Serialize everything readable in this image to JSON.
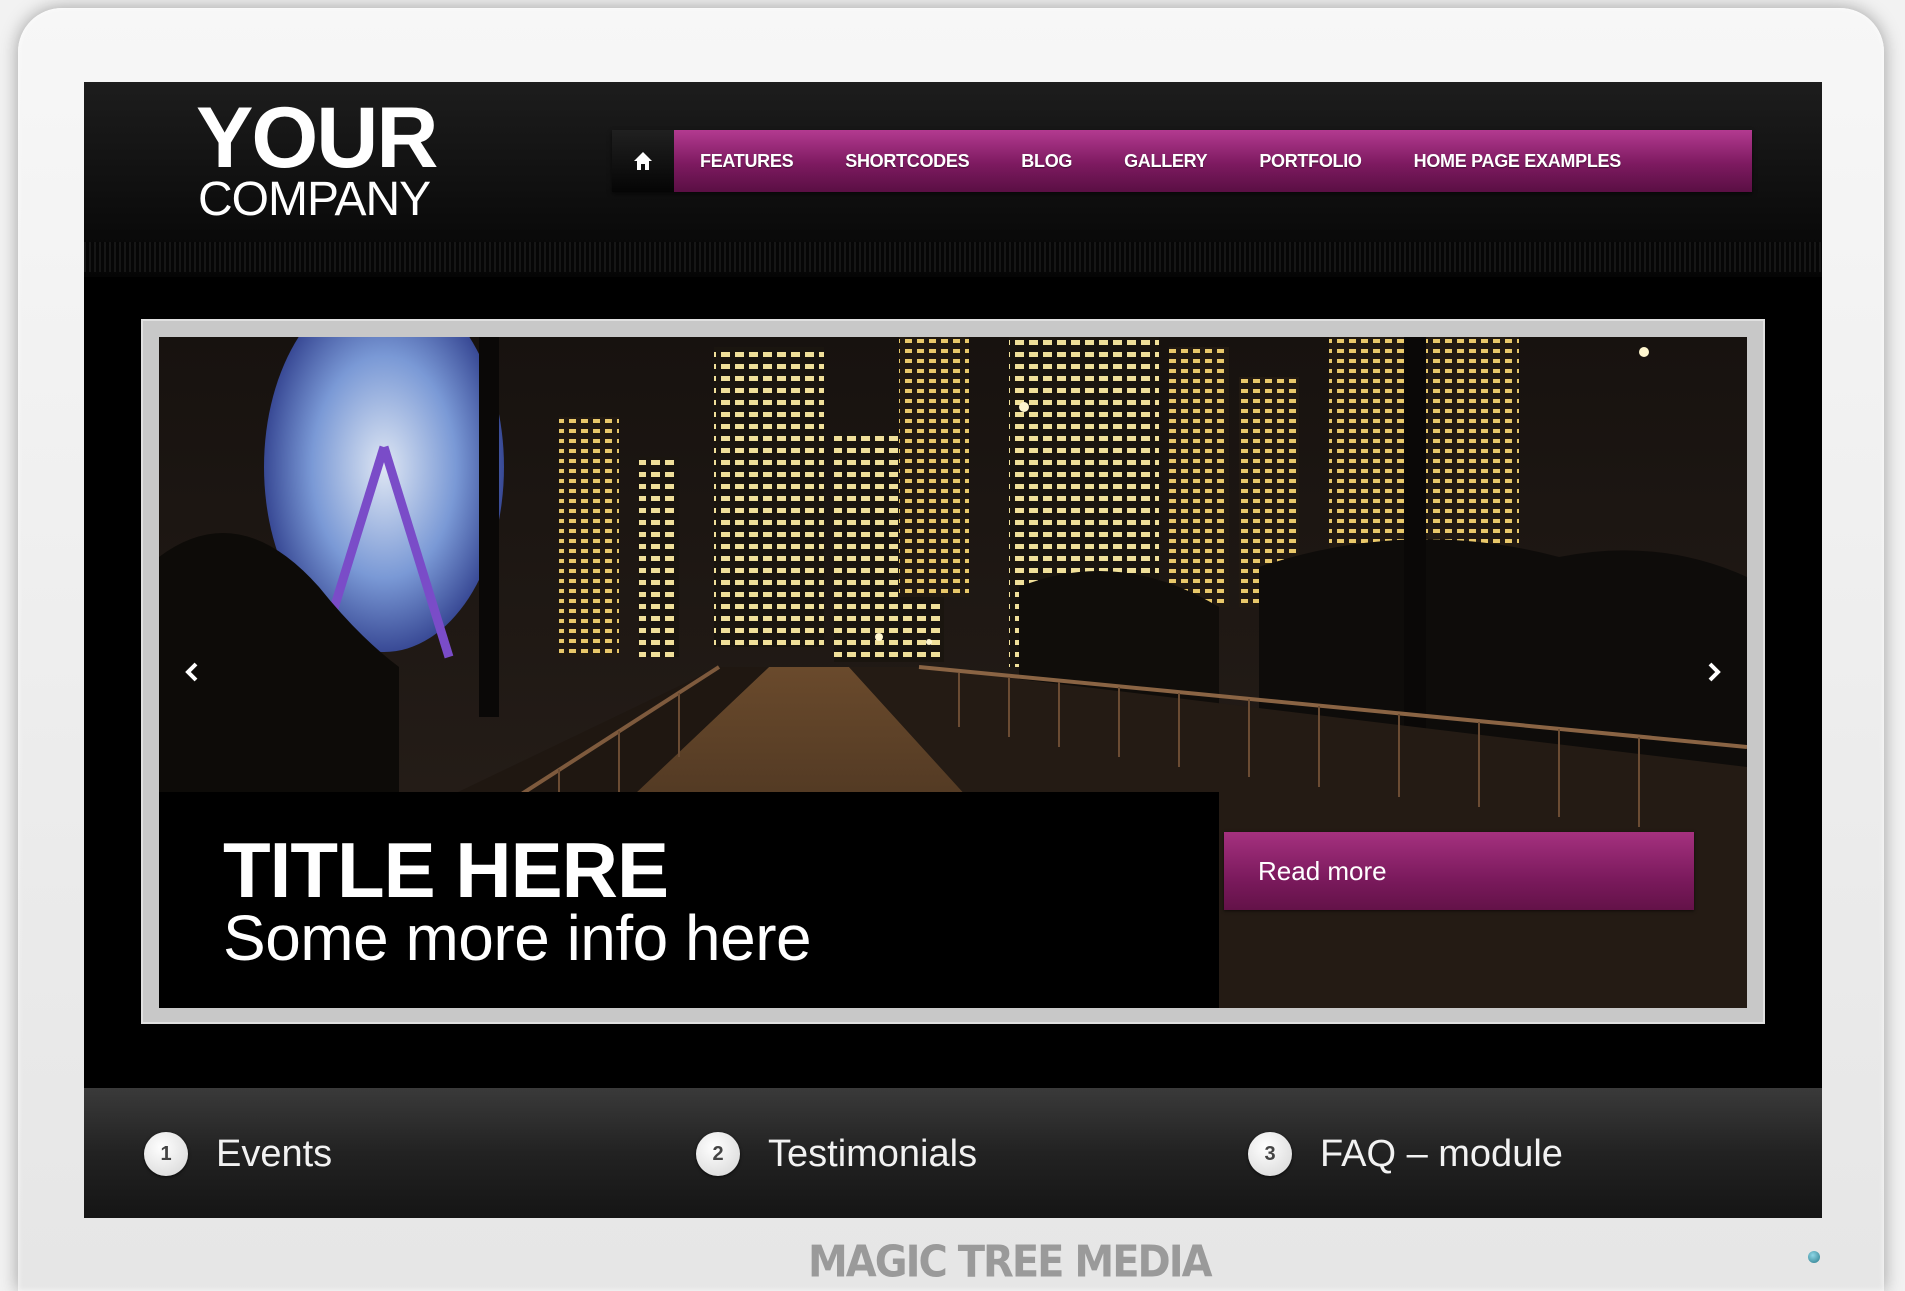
{
  "logo": {
    "top": "YOUR",
    "bottom": "COMPANY"
  },
  "nav": {
    "home_icon": "home-icon",
    "items": [
      {
        "label": "FEATURES"
      },
      {
        "label": "SHORTCODES"
      },
      {
        "label": "BLOG"
      },
      {
        "label": "GALLERY"
      },
      {
        "label": "PORTFOLIO"
      },
      {
        "label": "HOME PAGE EXAMPLES"
      }
    ]
  },
  "slider": {
    "title": "TITLE HERE",
    "subtitle": "Some more info here",
    "button_label": "Read more",
    "prev_icon": "chevron-left-icon",
    "next_icon": "chevron-right-icon"
  },
  "tabs": [
    {
      "number": "1",
      "label": "Events"
    },
    {
      "number": "2",
      "label": "Testimonials"
    },
    {
      "number": "3",
      "label": "FAQ – module"
    }
  ],
  "watermark": "MAGIC TREE MEDIA",
  "colors": {
    "accent": "#8a1f6c",
    "background": "#000000",
    "frame": "#ececec"
  }
}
====================
▶ _Your goal_:
Print all of the entries word for word. Skip any images they contain.

▶ _Reply_:
Serialize everything readable in this image to JSON.
{
  "logo": {
    "top": "YOUR",
    "bottom": "COMPANY"
  },
  "nav": {
    "home_icon": "home-icon",
    "items": [
      {
        "label": "FEATURES"
      },
      {
        "label": "SHORTCODES"
      },
      {
        "label": "BLOG"
      },
      {
        "label": "GALLERY"
      },
      {
        "label": "PORTFOLIO"
      },
      {
        "label": "HOME PAGE EXAMPLES"
      }
    ]
  },
  "slider": {
    "title": "TITLE HERE",
    "subtitle": "Some more info here",
    "button_label": "Read more",
    "prev_icon": "chevron-left-icon",
    "next_icon": "chevron-right-icon"
  },
  "tabs": [
    {
      "number": "1",
      "label": "Events"
    },
    {
      "number": "2",
      "label": "Testimonials"
    },
    {
      "number": "3",
      "label": "FAQ – module"
    }
  ],
  "watermark": "MAGIC TREE MEDIA",
  "colors": {
    "accent": "#8a1f6c",
    "background": "#000000",
    "frame": "#ececec"
  }
}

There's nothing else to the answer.